→ DIRECTION:
Copy each line below in which the string "name" occurs.
______
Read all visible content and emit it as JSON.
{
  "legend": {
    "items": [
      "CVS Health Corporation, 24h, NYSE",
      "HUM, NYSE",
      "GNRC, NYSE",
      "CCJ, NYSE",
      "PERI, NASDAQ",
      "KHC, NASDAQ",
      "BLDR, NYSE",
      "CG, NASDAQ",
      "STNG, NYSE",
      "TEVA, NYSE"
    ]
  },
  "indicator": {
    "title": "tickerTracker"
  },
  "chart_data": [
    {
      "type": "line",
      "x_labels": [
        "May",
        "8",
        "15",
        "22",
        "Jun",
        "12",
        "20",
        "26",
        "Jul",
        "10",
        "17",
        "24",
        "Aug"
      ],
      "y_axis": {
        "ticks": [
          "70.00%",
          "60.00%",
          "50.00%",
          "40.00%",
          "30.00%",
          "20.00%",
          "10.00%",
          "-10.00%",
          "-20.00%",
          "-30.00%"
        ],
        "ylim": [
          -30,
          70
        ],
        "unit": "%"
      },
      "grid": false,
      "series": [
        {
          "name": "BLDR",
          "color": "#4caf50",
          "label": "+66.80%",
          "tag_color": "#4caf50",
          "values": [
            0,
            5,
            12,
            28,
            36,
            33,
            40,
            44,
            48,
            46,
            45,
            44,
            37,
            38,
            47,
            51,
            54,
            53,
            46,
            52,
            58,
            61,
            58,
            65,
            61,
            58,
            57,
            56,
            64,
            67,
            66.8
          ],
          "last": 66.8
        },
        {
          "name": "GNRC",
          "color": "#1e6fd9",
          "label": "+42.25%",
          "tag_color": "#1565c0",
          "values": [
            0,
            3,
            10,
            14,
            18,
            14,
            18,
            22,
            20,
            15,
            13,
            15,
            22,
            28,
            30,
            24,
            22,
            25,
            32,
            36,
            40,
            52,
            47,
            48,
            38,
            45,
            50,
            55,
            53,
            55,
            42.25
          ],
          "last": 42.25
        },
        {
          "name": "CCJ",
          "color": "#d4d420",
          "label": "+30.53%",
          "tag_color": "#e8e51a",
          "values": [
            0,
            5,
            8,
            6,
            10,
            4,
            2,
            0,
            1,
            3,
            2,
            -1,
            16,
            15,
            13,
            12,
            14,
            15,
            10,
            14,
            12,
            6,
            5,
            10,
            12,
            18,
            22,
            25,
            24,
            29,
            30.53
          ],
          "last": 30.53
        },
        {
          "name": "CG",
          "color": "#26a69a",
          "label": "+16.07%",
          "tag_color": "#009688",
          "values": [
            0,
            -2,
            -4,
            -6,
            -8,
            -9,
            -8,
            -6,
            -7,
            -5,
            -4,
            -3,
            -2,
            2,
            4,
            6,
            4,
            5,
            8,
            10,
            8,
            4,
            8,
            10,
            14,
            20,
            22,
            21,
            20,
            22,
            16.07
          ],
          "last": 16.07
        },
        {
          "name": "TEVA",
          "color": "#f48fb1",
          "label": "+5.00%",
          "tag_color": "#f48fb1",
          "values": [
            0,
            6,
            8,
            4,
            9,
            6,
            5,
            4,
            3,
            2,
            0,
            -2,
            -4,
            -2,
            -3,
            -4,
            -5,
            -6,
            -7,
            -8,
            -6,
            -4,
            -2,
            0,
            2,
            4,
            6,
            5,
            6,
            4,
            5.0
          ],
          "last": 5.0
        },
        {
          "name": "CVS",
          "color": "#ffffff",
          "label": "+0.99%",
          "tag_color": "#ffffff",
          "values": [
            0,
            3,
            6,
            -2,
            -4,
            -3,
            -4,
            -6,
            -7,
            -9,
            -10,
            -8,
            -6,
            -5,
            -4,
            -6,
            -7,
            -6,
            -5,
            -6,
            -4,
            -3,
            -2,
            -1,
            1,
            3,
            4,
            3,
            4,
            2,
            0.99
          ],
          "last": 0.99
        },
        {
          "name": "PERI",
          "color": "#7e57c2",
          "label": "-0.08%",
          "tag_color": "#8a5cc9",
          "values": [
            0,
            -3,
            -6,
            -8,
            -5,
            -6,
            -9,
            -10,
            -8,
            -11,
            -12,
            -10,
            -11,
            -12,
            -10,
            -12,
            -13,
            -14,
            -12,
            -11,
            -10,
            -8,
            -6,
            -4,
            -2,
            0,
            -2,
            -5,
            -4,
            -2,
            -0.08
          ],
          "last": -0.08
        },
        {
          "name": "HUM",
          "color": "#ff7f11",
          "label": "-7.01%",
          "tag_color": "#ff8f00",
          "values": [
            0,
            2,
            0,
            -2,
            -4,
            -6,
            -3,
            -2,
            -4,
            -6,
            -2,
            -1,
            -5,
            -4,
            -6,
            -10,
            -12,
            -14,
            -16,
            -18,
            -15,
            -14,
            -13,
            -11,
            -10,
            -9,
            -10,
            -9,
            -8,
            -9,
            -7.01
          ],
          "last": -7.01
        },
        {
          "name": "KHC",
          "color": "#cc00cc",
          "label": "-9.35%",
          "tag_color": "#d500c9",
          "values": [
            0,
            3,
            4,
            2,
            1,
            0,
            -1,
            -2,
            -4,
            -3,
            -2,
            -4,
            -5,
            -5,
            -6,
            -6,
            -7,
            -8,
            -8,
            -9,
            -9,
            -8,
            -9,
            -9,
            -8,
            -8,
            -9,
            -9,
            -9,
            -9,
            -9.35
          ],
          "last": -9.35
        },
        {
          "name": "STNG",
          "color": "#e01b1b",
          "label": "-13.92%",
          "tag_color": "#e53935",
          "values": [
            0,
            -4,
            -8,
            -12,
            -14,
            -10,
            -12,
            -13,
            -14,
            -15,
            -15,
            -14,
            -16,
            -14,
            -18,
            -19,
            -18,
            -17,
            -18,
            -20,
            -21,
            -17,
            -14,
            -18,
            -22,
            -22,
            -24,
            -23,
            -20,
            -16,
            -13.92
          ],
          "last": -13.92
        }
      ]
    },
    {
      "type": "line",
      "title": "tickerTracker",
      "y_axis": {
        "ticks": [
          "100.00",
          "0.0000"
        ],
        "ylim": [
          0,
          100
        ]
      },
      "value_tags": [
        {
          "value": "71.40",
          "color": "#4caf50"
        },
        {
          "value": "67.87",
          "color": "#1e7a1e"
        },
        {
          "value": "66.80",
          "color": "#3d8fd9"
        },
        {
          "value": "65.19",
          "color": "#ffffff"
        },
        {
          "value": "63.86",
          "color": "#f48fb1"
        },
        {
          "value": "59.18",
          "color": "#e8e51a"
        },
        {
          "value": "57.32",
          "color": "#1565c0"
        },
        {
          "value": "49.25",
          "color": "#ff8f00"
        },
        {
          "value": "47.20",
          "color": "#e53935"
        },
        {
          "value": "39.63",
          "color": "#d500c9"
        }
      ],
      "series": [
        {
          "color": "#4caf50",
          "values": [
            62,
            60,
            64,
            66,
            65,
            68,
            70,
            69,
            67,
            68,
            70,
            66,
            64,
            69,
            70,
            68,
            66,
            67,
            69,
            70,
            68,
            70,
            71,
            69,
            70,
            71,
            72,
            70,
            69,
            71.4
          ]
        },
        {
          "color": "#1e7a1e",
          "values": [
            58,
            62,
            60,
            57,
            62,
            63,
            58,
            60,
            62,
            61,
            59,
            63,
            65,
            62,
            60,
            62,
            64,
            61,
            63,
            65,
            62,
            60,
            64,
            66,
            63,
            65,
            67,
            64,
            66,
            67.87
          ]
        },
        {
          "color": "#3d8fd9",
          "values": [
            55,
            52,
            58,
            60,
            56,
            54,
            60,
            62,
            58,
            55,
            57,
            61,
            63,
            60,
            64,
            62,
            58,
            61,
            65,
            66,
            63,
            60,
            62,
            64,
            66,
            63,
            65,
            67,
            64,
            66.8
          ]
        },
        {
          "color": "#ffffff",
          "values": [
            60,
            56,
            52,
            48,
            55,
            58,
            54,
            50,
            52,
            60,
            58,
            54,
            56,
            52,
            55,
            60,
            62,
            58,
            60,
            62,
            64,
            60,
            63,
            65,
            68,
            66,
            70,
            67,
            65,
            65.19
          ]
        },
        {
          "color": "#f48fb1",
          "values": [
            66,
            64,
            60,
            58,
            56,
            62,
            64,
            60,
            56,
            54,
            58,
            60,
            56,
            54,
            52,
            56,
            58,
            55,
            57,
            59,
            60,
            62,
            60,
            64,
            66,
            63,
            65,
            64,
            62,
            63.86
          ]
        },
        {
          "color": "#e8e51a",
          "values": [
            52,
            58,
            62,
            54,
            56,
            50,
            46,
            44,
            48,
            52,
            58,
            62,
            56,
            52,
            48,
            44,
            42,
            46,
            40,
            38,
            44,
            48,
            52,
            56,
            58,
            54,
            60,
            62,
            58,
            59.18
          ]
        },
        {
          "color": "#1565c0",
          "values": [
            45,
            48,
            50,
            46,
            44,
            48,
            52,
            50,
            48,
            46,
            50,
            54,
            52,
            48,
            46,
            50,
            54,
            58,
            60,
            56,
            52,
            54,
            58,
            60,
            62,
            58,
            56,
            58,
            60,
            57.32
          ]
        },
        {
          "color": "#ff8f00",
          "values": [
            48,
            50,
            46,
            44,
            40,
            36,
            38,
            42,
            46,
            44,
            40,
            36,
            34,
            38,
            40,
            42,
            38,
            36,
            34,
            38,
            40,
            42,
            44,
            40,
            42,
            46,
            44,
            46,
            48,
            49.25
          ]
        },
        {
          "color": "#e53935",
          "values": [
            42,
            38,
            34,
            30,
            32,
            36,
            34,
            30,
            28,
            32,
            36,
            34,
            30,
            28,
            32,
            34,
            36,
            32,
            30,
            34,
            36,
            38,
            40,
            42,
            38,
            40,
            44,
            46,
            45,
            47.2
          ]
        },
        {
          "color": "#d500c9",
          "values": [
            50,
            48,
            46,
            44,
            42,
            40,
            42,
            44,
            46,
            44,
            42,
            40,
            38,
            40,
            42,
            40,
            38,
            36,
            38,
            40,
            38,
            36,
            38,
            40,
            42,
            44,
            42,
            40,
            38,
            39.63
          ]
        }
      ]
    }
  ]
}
______
→ SOLUTION TO THIS PROBLEM:
          "name": "BLDR",
          "name": "GNRC",
          "name": "CCJ",
          "name": "CG",
          "name": "TEVA",
          "name": "CVS",
          "name": "PERI",
          "name": "HUM",
          "name": "KHC",
          "name": "STNG",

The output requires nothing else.